### Dataset items
-.-.-
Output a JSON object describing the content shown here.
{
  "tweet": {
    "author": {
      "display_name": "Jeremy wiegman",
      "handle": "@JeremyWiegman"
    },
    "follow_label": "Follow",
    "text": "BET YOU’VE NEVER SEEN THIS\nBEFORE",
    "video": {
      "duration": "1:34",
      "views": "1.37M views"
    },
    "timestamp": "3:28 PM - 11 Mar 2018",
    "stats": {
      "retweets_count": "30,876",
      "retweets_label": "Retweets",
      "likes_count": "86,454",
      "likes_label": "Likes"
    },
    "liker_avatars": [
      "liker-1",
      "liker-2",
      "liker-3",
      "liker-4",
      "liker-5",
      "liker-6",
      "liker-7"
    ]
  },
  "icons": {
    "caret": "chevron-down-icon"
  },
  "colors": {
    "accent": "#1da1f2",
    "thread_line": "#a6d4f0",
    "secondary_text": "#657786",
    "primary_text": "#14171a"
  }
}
-.-.-
### What is asked
Quote each line of the listing above exactly.

### Result of the task
Output a JSON object describing the content shown here.
{
  "tweet": {
    "author": {
      "display_name": "Jeremy wiegman",
      "handle": "@JeremyWiegman"
    },
    "follow_label": "Follow",
    "text": "BET YOU’VE NEVER SEEN THIS\nBEFORE",
    "video": {
      "duration": "1:34",
      "views": "1.37M views"
    },
    "timestamp": "3:28 PM - 11 Mar 2018",
    "stats": {
      "retweets_count": "30,876",
      "retweets_label": "Retweets",
      "likes_count": "86,454",
      "likes_label": "Likes"
    },
    "liker_avatars": [
      "liker-1",
      "liker-2",
      "liker-3",
      "liker-4",
      "liker-5",
      "liker-6",
      "liker-7"
    ]
  },
  "icons": {
    "caret": "chevron-down-icon"
  },
  "colors": {
    "accent": "#1da1f2",
    "thread_line": "#a6d4f0",
    "secondary_text": "#657786",
    "primary_text": "#14171a"
  }
}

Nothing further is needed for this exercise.